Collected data
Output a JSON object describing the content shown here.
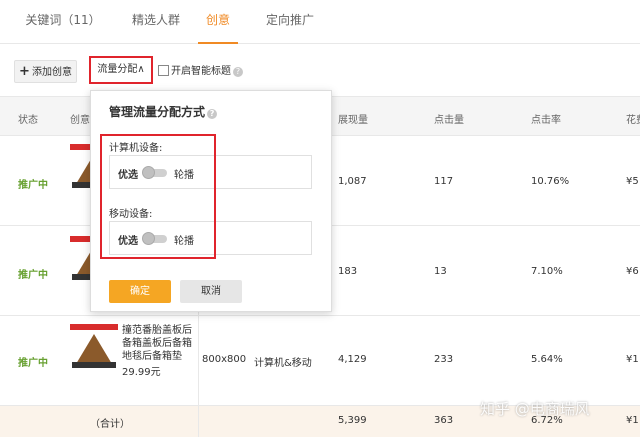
{
  "tabs": [
    {
      "label": "关键词（11）"
    },
    {
      "label": "精选人群"
    },
    {
      "label": "创意"
    },
    {
      "label": "定向推广"
    }
  ],
  "toolbar": {
    "add_label": "添加创意",
    "flow_label": "流量分配∧",
    "smart_label": "开启智能标题"
  },
  "table": {
    "headers": {
      "status": "状态",
      "creative": "创意",
      "impressions": "展现量",
      "clicks": "点击量",
      "ctr": "点击率",
      "cost": "花费"
    },
    "rows": [
      {
        "status": "推广中",
        "impressions": "1,087",
        "clicks": "117",
        "ctr": "10.76%",
        "cost": "¥5"
      },
      {
        "status": "推广中",
        "impressions": "183",
        "clicks": "13",
        "ctr": "7.10%",
        "cost": "¥6"
      },
      {
        "status": "推广中",
        "title": "撞范番胎盖板后备箱盖板后备箱地毯后备箱垫",
        "price": "29.99元",
        "size": "800x800",
        "device": "计算机&移动",
        "impressions": "4,129",
        "clicks": "233",
        "ctr": "5.64%",
        "cost": "¥1"
      }
    ],
    "sum": {
      "label": "（合计）",
      "impressions": "5,399",
      "clicks": "363",
      "ctr": "6.72%",
      "cost": "¥1"
    }
  },
  "popup": {
    "title": "管理流量分配方式",
    "pc_label": "计算机设备:",
    "mobile_label": "移动设备:",
    "opt_left": "优选",
    "opt_right": "轮播",
    "ok_label": "确定",
    "cancel_label": "取消"
  },
  "watermark": "知乎 @电商瑞风",
  "colors": {
    "accent": "#f08a24",
    "highlight_red": "#e0242c",
    "status_green": "#67a030",
    "ok_button": "#f5a623"
  }
}
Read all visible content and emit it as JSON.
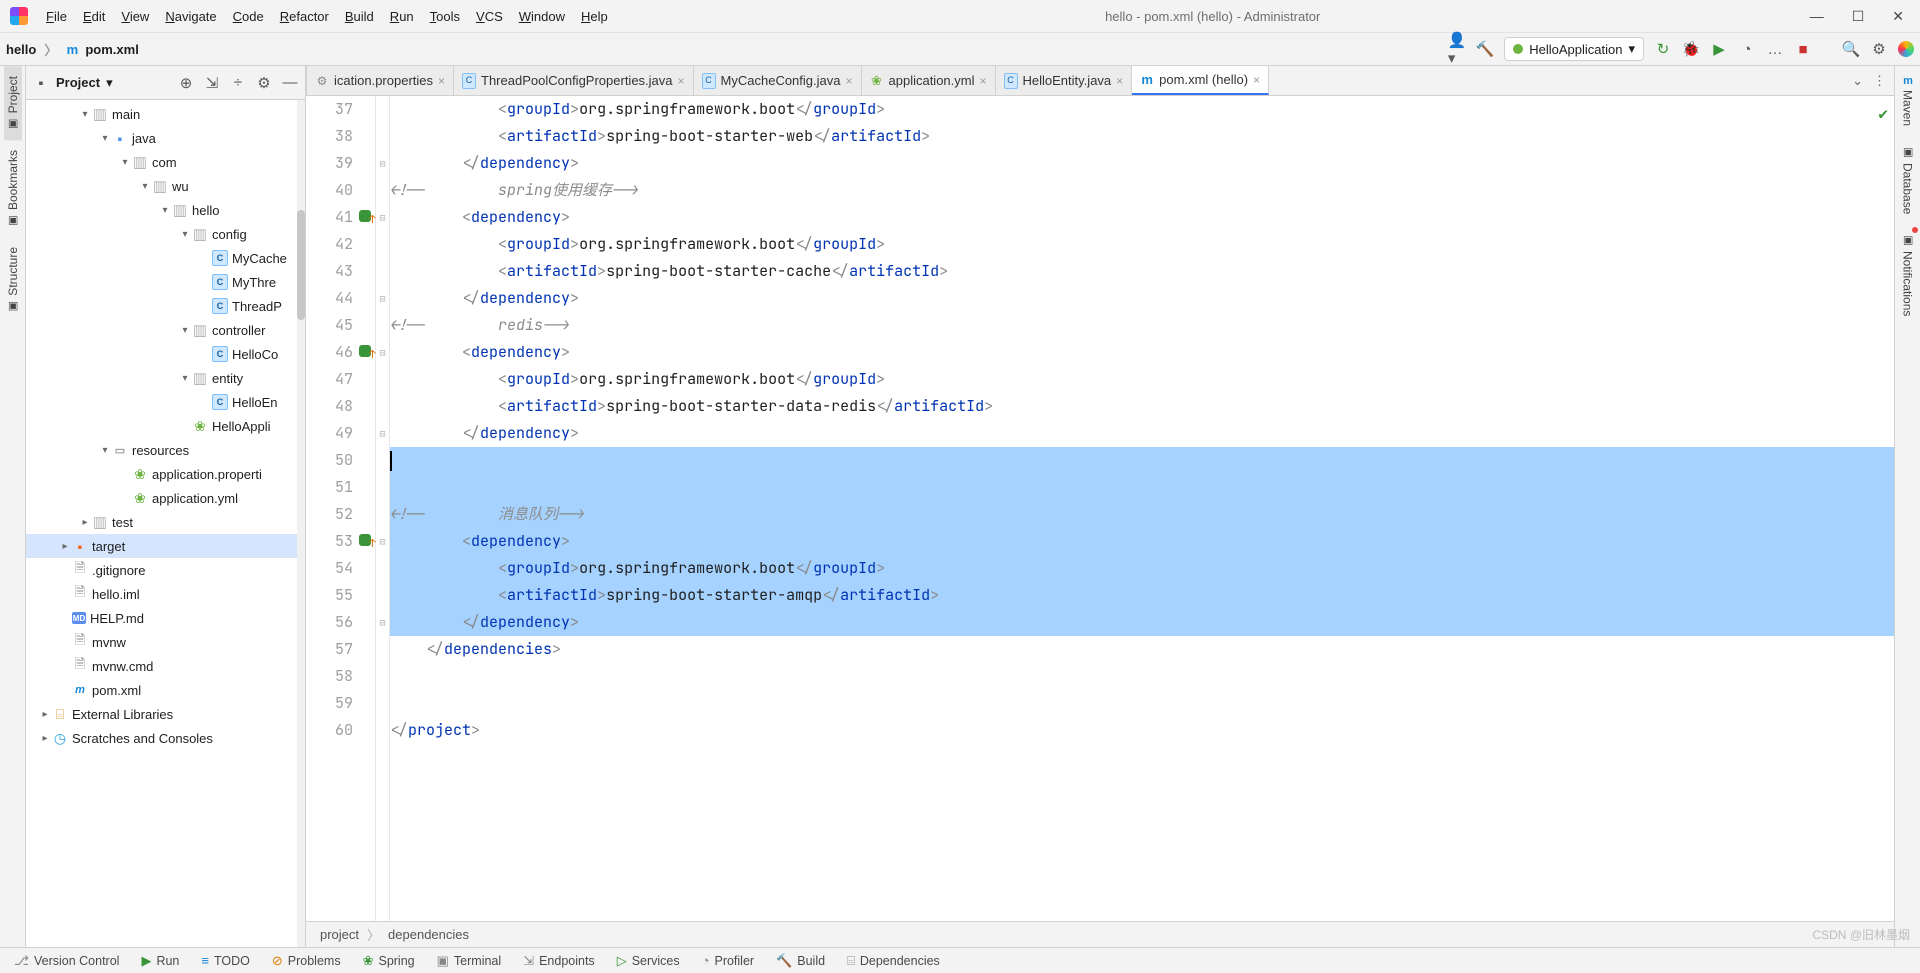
{
  "window": {
    "title": "hello - pom.xml (hello) - Administrator"
  },
  "menubar": [
    "File",
    "Edit",
    "View",
    "Navigate",
    "Code",
    "Refactor",
    "Build",
    "Run",
    "Tools",
    "VCS",
    "Window",
    "Help"
  ],
  "breadcrumb": {
    "project": "hello",
    "file": "pom.xml"
  },
  "runConfig": {
    "name": "HelloApplication"
  },
  "leftStrip": [
    {
      "id": "project",
      "label": "Project",
      "active": true
    },
    {
      "id": "bookmarks",
      "label": "Bookmarks"
    },
    {
      "id": "structure",
      "label": "Structure"
    }
  ],
  "rightStrip": [
    {
      "id": "maven",
      "label": "Maven",
      "icon": "m"
    },
    {
      "id": "database",
      "label": "Database"
    },
    {
      "id": "notifications",
      "label": "Notifications",
      "badge": true
    }
  ],
  "sidebar": {
    "title": "Project",
    "tree": [
      {
        "depth": 2,
        "tw": "▾",
        "ic": "fold",
        "label": "main"
      },
      {
        "depth": 3,
        "tw": "▾",
        "ic": "foldBlue",
        "label": "java"
      },
      {
        "depth": 4,
        "tw": "▾",
        "ic": "fold",
        "label": "com"
      },
      {
        "depth": 5,
        "tw": "▾",
        "ic": "fold",
        "label": "wu"
      },
      {
        "depth": 6,
        "tw": "▾",
        "ic": "fold",
        "label": "hello"
      },
      {
        "depth": 7,
        "tw": "▾",
        "ic": "fold",
        "label": "config"
      },
      {
        "depth": 8,
        "tw": "",
        "ic": "jclass",
        "label": "MyCache"
      },
      {
        "depth": 8,
        "tw": "",
        "ic": "jclass",
        "label": "MyThre"
      },
      {
        "depth": 8,
        "tw": "",
        "ic": "jclass",
        "label": "ThreadP"
      },
      {
        "depth": 7,
        "tw": "▾",
        "ic": "fold",
        "label": "controller"
      },
      {
        "depth": 8,
        "tw": "",
        "ic": "jclass",
        "label": "HelloCo"
      },
      {
        "depth": 7,
        "tw": "▾",
        "ic": "fold",
        "label": "entity"
      },
      {
        "depth": 8,
        "tw": "",
        "ic": "jclass",
        "label": "HelloEn"
      },
      {
        "depth": 7,
        "tw": "",
        "ic": "spring",
        "label": "HelloAppli"
      },
      {
        "depth": 3,
        "tw": "▾",
        "ic": "res",
        "label": "resources"
      },
      {
        "depth": 4,
        "tw": "",
        "ic": "spring",
        "label": "application.properti"
      },
      {
        "depth": 4,
        "tw": "",
        "ic": "spring",
        "label": "application.yml"
      },
      {
        "depth": 2,
        "tw": "▸",
        "ic": "fold",
        "label": "test"
      },
      {
        "depth": 1,
        "tw": "▸",
        "ic": "foldOrange",
        "label": "target",
        "sel": true
      },
      {
        "depth": 1,
        "tw": "",
        "ic": "file",
        "label": ".gitignore"
      },
      {
        "depth": 1,
        "tw": "",
        "ic": "file",
        "label": "hello.iml"
      },
      {
        "depth": 1,
        "tw": "",
        "ic": "md",
        "label": "HELP.md"
      },
      {
        "depth": 1,
        "tw": "",
        "ic": "file",
        "label": "mvnw"
      },
      {
        "depth": 1,
        "tw": "",
        "ic": "file",
        "label": "mvnw.cmd"
      },
      {
        "depth": 1,
        "tw": "",
        "ic": "m",
        "label": "pom.xml"
      },
      {
        "depth": 0,
        "tw": "▸",
        "ic": "lib",
        "label": "External Libraries"
      },
      {
        "depth": 0,
        "tw": "▸",
        "ic": "scratch",
        "label": "Scratches and Consoles"
      }
    ]
  },
  "tabs": [
    {
      "label": "ication.properties",
      "ic": "cfg"
    },
    {
      "label": "ThreadPoolConfigProperties.java",
      "ic": "j"
    },
    {
      "label": "MyCacheConfig.java",
      "ic": "j"
    },
    {
      "label": "application.yml",
      "ic": "sp"
    },
    {
      "label": "HelloEntity.java",
      "ic": "j"
    },
    {
      "label": "pom.xml (hello)",
      "ic": "m",
      "active": true
    }
  ],
  "code": {
    "firstLine": 37,
    "markers": {
      "41": "vcs",
      "46": "vcs",
      "53": "vcs"
    },
    "fold": {
      "37": "",
      "38": "",
      "39": "⊟",
      "40": "",
      "41": "⊟",
      "42": "",
      "43": "",
      "44": "⊟",
      "45": "",
      "46": "⊟",
      "47": "",
      "48": "",
      "49": "⊟",
      "50": "",
      "51": "",
      "52": "",
      "53": "⊟",
      "54": "",
      "55": "",
      "56": "⊟",
      "57": "",
      "58": "",
      "59": "",
      "60": ""
    },
    "lines": [
      {
        "n": 37,
        "ind": 12,
        "seg": [
          [
            "<",
            "cb"
          ],
          [
            "groupId",
            "t"
          ],
          [
            ">",
            "cb"
          ],
          [
            "org.springframework.boot",
            ""
          ],
          [
            "</",
            "cb"
          ],
          [
            "groupId",
            "t"
          ],
          [
            ">",
            "cb"
          ]
        ]
      },
      {
        "n": 38,
        "ind": 12,
        "seg": [
          [
            "<",
            "cb"
          ],
          [
            "artifactId",
            "t"
          ],
          [
            ">",
            "cb"
          ],
          [
            "spring-boot-starter-web",
            ""
          ],
          [
            "</",
            "cb"
          ],
          [
            "artifactId",
            "t"
          ],
          [
            ">",
            "cb"
          ]
        ]
      },
      {
        "n": 39,
        "ind": 8,
        "seg": [
          [
            "</",
            "cb"
          ],
          [
            "dependency",
            "t"
          ],
          [
            ">",
            "cb"
          ]
        ]
      },
      {
        "n": 40,
        "ind": 0,
        "seg": [
          [
            "<!--        spring使用缓存-->",
            "c"
          ]
        ]
      },
      {
        "n": 41,
        "ind": 8,
        "seg": [
          [
            "<",
            "cb"
          ],
          [
            "dependency",
            "t"
          ],
          [
            ">",
            "cb"
          ]
        ]
      },
      {
        "n": 42,
        "ind": 12,
        "seg": [
          [
            "<",
            "cb"
          ],
          [
            "groupId",
            "t"
          ],
          [
            ">",
            "cb"
          ],
          [
            "org.springframework.boot",
            ""
          ],
          [
            "</",
            "cb"
          ],
          [
            "groupId",
            "t"
          ],
          [
            ">",
            "cb"
          ]
        ]
      },
      {
        "n": 43,
        "ind": 12,
        "seg": [
          [
            "<",
            "cb"
          ],
          [
            "artifactId",
            "t"
          ],
          [
            ">",
            "cb"
          ],
          [
            "spring-boot-starter-cache",
            ""
          ],
          [
            "</",
            "cb"
          ],
          [
            "artifactId",
            "t"
          ],
          [
            ">",
            "cb"
          ]
        ]
      },
      {
        "n": 44,
        "ind": 8,
        "seg": [
          [
            "</",
            "cb"
          ],
          [
            "dependency",
            "t"
          ],
          [
            ">",
            "cb"
          ]
        ]
      },
      {
        "n": 45,
        "ind": 0,
        "seg": [
          [
            "<!--        redis-->",
            "c"
          ]
        ]
      },
      {
        "n": 46,
        "ind": 8,
        "seg": [
          [
            "<",
            "cb"
          ],
          [
            "dependency",
            "t"
          ],
          [
            ">",
            "cb"
          ]
        ]
      },
      {
        "n": 47,
        "ind": 12,
        "seg": [
          [
            "<",
            "cb"
          ],
          [
            "groupId",
            "t"
          ],
          [
            ">",
            "cb"
          ],
          [
            "org.springframework.boot",
            ""
          ],
          [
            "</",
            "cb"
          ],
          [
            "groupId",
            "t"
          ],
          [
            ">",
            "cb"
          ]
        ]
      },
      {
        "n": 48,
        "ind": 12,
        "seg": [
          [
            "<",
            "cb"
          ],
          [
            "artifactId",
            "t"
          ],
          [
            ">",
            "cb"
          ],
          [
            "spring-boot-starter-data-redis",
            ""
          ],
          [
            "</",
            "cb"
          ],
          [
            "artifactId",
            "t"
          ],
          [
            ">",
            "cb"
          ]
        ]
      },
      {
        "n": 49,
        "ind": 8,
        "seg": [
          [
            "</",
            "cb"
          ],
          [
            "dependency",
            "t"
          ],
          [
            ">",
            "cb"
          ]
        ]
      },
      {
        "n": 50,
        "ind": 0,
        "hl": true,
        "seg": [
          [
            "",
            ""
          ]
        ],
        "caret": true
      },
      {
        "n": 51,
        "ind": 0,
        "hl": true,
        "seg": [
          [
            "",
            ""
          ]
        ]
      },
      {
        "n": 52,
        "ind": 0,
        "hl": true,
        "seg": [
          [
            "<!--        消息队列-->",
            "c"
          ]
        ]
      },
      {
        "n": 53,
        "ind": 8,
        "hl": true,
        "seg": [
          [
            "<",
            "cb"
          ],
          [
            "dependency",
            "t"
          ],
          [
            ">",
            "cb"
          ]
        ]
      },
      {
        "n": 54,
        "ind": 12,
        "hl": true,
        "seg": [
          [
            "<",
            "cb"
          ],
          [
            "groupId",
            "t"
          ],
          [
            ">",
            "cb"
          ],
          [
            "org.springframework.boot",
            ""
          ],
          [
            "</",
            "cb"
          ],
          [
            "groupId",
            "t"
          ],
          [
            ">",
            "cb"
          ]
        ]
      },
      {
        "n": 55,
        "ind": 12,
        "hl": true,
        "seg": [
          [
            "<",
            "cb"
          ],
          [
            "artifactId",
            "t"
          ],
          [
            ">",
            "cb"
          ],
          [
            "spring-boot-starter-amqp",
            ""
          ],
          [
            "</",
            "cb"
          ],
          [
            "artifactId",
            "t"
          ],
          [
            ">",
            "cb"
          ]
        ]
      },
      {
        "n": 56,
        "ind": 8,
        "hl": true,
        "seg": [
          [
            "</",
            "cb"
          ],
          [
            "dependency",
            "t"
          ],
          [
            ">",
            "cb"
          ]
        ]
      },
      {
        "n": 57,
        "ind": 4,
        "seg": [
          [
            "</",
            "cb"
          ],
          [
            "dependencies",
            "t"
          ],
          [
            ">",
            "cb"
          ]
        ]
      },
      {
        "n": 58,
        "ind": 0,
        "seg": [
          [
            "",
            ""
          ]
        ]
      },
      {
        "n": 59,
        "ind": 0,
        "seg": [
          [
            "",
            ""
          ]
        ]
      },
      {
        "n": 60,
        "ind": 0,
        "seg": [
          [
            "</",
            "cb"
          ],
          [
            "project",
            "t"
          ],
          [
            ">",
            "cb"
          ]
        ]
      }
    ],
    "crumbs": [
      "project",
      "dependencies"
    ]
  },
  "bottom": [
    {
      "ic": "gray",
      "glyph": "⎇",
      "label": "Version Control"
    },
    {
      "ic": "green",
      "glyph": "▶",
      "label": "Run"
    },
    {
      "ic": "blue",
      "glyph": "≡",
      "label": "TODO"
    },
    {
      "ic": "orange",
      "glyph": "⊘",
      "label": "Problems"
    },
    {
      "ic": "green",
      "glyph": "❀",
      "label": "Spring"
    },
    {
      "ic": "gray",
      "glyph": "▣",
      "label": "Terminal"
    },
    {
      "ic": "gray",
      "glyph": "⇲",
      "label": "Endpoints"
    },
    {
      "ic": "green",
      "glyph": "▷",
      "label": "Services"
    },
    {
      "ic": "gray",
      "glyph": "◔",
      "label": "Profiler"
    },
    {
      "ic": "gray",
      "glyph": "🔨",
      "label": "Build"
    },
    {
      "ic": "gray",
      "glyph": "⌸",
      "label": "Dependencies"
    }
  ],
  "watermark": "CSDN @旧林墨烟"
}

What the task asks
Among the lines of the listing, how many hold the string "watermark"? Respond with only the number.

Task solution
2